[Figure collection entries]
○ ○ ○ ○ ○

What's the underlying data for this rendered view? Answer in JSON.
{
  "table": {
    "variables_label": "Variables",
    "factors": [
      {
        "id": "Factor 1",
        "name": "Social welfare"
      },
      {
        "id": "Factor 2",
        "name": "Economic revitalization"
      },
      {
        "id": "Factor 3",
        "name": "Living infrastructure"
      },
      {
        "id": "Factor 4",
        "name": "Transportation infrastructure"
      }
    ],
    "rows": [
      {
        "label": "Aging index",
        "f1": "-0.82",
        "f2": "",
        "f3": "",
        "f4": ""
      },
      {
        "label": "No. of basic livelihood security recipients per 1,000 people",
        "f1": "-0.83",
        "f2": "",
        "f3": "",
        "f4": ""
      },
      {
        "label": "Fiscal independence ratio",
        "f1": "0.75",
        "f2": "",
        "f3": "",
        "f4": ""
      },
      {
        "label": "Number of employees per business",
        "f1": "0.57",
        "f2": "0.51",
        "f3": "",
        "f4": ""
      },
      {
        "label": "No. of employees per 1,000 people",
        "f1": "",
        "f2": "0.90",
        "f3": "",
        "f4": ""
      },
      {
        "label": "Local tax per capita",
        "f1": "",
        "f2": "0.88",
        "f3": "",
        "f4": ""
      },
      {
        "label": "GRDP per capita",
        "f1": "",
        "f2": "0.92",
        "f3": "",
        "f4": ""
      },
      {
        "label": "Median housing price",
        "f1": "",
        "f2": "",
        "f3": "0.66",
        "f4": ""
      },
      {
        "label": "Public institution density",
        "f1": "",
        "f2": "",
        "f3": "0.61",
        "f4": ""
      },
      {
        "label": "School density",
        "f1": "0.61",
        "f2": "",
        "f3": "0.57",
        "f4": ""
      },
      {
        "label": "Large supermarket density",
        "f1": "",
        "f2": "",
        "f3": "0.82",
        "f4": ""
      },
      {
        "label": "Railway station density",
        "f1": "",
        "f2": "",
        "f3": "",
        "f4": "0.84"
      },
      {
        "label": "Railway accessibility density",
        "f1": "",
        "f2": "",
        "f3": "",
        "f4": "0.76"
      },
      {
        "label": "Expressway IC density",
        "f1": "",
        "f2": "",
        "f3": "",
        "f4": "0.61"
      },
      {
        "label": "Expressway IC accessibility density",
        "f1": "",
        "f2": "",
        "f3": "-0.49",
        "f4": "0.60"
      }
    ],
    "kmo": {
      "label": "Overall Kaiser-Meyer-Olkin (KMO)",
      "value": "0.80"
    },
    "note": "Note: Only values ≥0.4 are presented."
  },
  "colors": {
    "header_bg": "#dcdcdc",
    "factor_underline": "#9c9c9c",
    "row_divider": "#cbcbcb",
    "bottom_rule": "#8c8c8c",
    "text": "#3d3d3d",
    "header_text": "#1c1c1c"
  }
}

○ ○ ○ ○ ○

Short exercise: Out of the preceding entries, pull every line containing the string "employees".

Answer in full:
        "label": "Number of employees per business",
        "label": "No. of employees per 1,000 people",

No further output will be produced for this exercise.